§ Short exercise
Give as output the line that contains "OCR this image.", followed by every remaining line of the entries, unchanged and with nothing added.

§ Dataset
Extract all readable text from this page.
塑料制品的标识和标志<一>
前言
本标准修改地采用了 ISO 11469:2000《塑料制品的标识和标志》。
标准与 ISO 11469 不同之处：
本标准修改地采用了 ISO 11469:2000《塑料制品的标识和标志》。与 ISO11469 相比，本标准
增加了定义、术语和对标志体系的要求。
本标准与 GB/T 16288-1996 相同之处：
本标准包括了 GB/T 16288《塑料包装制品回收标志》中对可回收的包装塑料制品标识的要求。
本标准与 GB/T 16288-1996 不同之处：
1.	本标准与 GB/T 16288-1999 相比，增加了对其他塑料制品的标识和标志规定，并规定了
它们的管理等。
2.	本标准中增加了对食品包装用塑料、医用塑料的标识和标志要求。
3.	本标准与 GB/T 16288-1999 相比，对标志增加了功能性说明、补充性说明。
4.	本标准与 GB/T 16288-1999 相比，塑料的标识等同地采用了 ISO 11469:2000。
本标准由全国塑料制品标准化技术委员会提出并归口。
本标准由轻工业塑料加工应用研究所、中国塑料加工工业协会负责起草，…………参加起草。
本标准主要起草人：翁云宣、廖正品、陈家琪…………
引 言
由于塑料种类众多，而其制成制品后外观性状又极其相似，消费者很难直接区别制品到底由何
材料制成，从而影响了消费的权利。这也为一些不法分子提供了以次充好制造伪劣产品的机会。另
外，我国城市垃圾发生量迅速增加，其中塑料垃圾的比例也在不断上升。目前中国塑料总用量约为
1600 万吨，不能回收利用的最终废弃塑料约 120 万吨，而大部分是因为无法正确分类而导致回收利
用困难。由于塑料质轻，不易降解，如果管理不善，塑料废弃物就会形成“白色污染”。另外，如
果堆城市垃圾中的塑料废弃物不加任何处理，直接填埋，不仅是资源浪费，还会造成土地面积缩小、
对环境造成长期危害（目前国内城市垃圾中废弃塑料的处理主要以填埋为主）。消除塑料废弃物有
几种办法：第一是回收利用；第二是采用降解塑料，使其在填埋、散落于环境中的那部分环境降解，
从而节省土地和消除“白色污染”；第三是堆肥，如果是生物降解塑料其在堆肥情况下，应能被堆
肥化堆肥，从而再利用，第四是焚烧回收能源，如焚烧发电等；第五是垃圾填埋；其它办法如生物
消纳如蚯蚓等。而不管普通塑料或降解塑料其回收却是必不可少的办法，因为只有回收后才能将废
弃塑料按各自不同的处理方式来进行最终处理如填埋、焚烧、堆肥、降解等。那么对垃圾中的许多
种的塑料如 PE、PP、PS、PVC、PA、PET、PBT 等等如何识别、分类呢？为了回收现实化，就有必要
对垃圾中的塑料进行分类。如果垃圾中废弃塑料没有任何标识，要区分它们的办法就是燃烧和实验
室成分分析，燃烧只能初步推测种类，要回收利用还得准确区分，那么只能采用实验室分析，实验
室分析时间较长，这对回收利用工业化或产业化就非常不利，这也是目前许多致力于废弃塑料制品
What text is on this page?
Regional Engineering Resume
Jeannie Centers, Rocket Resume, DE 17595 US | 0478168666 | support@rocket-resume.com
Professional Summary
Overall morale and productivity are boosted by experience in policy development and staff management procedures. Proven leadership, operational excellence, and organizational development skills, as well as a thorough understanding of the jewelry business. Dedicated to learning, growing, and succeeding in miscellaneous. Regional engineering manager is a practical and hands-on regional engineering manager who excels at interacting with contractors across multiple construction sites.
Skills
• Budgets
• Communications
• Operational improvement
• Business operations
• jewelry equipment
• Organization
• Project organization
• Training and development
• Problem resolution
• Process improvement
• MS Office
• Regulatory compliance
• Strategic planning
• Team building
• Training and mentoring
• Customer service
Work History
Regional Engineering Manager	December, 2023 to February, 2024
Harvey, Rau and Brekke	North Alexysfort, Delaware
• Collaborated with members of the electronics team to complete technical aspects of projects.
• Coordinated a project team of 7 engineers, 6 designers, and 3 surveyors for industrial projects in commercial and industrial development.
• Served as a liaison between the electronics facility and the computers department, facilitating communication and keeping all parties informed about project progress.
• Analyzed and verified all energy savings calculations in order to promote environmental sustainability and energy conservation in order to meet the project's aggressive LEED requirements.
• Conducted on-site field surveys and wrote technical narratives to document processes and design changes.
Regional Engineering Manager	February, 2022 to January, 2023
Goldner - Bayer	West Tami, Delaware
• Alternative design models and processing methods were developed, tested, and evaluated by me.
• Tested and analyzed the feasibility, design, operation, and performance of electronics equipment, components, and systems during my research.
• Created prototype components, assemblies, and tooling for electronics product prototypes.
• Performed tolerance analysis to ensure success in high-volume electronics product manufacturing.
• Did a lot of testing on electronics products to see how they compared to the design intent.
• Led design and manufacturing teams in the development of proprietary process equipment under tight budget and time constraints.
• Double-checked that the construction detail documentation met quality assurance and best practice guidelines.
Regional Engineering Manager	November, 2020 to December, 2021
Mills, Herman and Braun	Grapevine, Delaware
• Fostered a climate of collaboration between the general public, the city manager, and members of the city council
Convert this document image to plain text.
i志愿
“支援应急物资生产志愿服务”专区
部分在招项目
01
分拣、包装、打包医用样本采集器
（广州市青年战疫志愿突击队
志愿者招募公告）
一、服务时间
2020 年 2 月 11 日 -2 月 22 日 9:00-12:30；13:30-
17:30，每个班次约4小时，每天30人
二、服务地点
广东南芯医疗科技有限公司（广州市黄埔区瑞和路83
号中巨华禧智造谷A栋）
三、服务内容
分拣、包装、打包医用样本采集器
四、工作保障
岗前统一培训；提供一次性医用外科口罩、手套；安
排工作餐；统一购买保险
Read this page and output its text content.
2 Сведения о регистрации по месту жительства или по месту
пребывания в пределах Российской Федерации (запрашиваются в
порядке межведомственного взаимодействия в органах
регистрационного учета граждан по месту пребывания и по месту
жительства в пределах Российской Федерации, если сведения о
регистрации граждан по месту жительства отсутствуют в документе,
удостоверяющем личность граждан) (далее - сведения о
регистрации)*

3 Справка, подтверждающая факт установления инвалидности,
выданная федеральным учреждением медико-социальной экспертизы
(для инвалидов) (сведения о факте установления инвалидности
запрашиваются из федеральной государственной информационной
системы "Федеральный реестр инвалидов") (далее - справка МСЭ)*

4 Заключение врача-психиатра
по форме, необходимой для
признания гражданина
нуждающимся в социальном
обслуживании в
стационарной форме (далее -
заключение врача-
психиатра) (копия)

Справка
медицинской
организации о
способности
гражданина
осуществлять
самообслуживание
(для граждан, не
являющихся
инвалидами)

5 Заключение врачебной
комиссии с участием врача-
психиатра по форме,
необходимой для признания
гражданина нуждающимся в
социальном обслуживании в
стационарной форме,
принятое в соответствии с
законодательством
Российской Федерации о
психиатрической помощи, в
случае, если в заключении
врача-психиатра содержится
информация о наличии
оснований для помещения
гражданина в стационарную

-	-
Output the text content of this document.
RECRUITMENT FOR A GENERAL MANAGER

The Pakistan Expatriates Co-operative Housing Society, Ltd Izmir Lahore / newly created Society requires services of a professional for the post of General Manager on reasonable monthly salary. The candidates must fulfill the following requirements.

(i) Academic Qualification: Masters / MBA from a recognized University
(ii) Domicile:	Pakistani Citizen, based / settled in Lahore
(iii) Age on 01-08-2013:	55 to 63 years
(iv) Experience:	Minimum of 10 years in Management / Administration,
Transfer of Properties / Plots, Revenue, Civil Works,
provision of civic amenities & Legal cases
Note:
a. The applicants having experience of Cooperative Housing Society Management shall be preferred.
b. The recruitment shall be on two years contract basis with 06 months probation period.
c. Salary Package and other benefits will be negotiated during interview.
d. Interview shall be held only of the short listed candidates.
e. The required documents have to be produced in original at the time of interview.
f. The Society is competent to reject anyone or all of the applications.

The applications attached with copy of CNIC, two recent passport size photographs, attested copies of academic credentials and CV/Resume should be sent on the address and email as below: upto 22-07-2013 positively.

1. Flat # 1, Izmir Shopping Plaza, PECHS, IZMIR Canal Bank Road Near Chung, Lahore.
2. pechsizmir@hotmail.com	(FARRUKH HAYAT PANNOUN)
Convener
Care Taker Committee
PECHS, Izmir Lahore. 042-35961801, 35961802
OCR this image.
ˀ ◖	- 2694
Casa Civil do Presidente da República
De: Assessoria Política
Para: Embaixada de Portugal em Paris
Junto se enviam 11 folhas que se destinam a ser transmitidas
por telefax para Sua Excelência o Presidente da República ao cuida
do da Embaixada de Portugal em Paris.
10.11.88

§ Output of the exercise
OCR this image.
ˀ ◖	- 2694
Casa Civil do Presidente da República
De: Assessoria Política
Para: Embaixada de Portugal em Paris
Junto se enviam 11 folhas que se destinam a ser transmitidas
por telefax para Sua Excelência o Presidente da República ao cuida
do da Embaixada de Portugal em Paris.
10.11.88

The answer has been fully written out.